[STATED EXERCISE] Transcribe, character for character, the lines between the one holding "dashed actuator link K4 (192, 167, 221, 169)" and the one holding "svg-text:Diagrama Principal: Diagrama", both included.

[EXTRACTED MATERIAL]
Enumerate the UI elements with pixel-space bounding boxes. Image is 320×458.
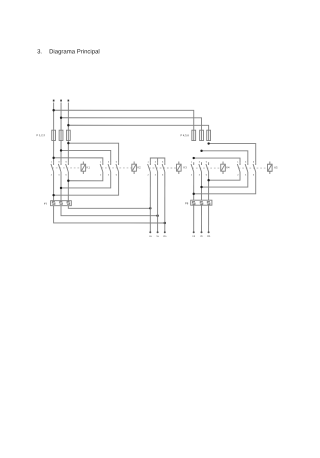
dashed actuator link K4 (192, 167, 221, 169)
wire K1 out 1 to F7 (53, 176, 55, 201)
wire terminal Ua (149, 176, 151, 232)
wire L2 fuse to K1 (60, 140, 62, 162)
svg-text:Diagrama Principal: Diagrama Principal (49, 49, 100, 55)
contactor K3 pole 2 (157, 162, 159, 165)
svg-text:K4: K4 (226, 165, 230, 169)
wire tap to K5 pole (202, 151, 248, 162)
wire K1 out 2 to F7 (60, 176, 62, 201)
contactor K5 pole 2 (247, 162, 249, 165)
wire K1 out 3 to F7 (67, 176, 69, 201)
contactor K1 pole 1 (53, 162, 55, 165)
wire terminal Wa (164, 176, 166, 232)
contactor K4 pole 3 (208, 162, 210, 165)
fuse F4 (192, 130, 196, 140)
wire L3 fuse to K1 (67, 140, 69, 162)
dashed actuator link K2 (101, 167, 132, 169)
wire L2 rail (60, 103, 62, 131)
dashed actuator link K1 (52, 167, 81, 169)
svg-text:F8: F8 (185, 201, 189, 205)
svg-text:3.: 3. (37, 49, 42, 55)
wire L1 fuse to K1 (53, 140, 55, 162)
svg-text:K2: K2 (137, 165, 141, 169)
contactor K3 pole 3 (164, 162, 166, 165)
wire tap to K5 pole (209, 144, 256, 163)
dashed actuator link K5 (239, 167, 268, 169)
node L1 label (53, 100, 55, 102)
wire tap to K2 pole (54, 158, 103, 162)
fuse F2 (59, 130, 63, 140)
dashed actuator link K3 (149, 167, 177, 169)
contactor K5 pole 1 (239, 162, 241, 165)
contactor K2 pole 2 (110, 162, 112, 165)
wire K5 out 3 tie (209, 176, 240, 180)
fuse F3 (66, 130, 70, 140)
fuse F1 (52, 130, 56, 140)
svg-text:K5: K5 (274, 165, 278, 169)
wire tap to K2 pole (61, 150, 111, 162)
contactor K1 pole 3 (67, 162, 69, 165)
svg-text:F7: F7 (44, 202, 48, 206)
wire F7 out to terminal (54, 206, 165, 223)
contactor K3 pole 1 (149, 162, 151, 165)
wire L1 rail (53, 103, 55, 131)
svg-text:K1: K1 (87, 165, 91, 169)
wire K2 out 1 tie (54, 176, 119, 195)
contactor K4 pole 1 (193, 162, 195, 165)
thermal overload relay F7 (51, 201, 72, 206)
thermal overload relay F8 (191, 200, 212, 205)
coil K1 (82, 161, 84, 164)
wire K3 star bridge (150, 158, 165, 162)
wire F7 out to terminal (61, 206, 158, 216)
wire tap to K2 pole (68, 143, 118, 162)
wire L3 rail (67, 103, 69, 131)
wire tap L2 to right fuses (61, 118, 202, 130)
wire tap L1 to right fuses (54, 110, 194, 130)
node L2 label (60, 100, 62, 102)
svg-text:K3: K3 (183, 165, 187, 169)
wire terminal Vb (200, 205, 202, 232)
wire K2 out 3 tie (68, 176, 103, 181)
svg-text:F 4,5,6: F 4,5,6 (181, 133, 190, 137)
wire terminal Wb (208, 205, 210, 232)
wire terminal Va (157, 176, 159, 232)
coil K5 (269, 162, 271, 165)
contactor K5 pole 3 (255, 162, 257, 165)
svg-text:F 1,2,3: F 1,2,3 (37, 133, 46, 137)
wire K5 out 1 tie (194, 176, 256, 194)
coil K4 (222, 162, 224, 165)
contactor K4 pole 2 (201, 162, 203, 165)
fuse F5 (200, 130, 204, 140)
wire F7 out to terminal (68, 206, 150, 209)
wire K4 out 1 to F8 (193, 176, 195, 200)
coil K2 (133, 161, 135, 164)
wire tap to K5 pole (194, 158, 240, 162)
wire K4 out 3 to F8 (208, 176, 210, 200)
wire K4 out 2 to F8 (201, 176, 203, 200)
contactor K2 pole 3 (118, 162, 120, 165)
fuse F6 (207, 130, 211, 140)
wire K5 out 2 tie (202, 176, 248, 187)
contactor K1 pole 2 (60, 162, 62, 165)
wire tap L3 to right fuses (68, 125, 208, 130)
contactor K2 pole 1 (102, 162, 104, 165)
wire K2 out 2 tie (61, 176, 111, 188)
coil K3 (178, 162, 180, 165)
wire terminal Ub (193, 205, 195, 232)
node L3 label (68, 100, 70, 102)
---
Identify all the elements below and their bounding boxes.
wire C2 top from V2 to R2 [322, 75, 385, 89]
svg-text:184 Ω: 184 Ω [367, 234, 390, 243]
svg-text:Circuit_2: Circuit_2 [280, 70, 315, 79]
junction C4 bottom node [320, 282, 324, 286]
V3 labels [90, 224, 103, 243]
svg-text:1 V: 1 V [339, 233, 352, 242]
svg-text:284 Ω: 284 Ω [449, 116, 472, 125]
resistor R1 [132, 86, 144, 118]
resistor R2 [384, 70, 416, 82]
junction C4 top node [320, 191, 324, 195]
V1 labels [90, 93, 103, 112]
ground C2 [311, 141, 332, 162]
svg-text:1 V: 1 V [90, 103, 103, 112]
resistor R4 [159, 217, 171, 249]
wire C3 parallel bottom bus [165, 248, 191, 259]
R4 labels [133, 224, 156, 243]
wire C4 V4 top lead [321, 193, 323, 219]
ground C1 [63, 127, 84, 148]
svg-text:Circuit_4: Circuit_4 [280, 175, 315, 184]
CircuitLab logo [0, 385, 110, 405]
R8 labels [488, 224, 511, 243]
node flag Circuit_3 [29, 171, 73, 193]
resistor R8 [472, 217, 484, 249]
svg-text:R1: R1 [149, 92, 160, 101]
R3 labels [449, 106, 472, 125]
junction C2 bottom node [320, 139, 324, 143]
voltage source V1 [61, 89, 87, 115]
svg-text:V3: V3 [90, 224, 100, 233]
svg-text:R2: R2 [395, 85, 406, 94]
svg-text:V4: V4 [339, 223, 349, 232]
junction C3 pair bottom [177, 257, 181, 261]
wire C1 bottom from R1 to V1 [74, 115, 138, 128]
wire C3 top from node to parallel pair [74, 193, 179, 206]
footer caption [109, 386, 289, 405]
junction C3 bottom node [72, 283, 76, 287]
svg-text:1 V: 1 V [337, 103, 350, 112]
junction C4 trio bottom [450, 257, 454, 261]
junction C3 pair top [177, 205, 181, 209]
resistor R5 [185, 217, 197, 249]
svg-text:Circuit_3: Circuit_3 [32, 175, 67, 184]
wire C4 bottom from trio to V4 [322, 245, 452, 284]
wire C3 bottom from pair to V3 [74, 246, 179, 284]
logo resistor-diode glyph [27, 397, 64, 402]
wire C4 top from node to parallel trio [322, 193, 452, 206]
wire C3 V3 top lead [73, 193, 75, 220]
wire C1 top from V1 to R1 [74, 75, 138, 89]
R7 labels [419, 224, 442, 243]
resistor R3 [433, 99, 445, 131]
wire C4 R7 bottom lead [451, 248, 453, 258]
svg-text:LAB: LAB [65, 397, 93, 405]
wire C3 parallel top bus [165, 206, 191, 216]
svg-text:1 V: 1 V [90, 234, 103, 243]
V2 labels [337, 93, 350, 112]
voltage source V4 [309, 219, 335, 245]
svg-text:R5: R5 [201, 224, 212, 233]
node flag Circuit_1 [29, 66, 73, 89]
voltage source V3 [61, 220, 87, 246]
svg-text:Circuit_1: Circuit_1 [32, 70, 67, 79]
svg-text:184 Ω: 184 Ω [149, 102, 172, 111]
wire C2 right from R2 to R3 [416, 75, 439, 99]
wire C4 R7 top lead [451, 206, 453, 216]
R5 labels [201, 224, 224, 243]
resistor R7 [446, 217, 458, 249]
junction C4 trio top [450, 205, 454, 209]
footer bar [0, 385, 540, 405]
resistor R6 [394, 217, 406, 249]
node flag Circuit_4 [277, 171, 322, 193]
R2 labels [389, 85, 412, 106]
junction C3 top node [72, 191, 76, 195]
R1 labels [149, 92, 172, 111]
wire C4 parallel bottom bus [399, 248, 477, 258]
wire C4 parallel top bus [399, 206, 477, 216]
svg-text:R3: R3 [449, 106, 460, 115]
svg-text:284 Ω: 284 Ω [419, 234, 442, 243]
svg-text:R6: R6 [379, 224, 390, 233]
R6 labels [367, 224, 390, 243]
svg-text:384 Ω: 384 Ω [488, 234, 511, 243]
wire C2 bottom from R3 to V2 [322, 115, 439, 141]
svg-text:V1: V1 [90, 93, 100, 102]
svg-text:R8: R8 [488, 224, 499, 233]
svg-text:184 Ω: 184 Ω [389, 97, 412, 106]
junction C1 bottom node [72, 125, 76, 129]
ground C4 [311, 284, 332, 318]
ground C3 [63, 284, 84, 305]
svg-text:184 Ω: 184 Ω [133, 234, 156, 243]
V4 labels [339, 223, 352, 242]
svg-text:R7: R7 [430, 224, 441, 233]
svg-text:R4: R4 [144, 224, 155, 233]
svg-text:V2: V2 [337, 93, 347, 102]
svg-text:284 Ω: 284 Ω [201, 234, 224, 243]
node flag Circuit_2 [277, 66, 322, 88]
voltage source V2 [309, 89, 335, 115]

[IN RESPONSE]
dashed actuator link K4 (192, 167, 221, 169)
wire K1 out 1 to F7 (53, 176, 55, 201)
wire terminal Ua (149, 176, 151, 232)
wire L2 fuse to K1 (60, 140, 62, 162)
svg-text:Diagrama Principal: Diagrama Principal (49, 49, 100, 55)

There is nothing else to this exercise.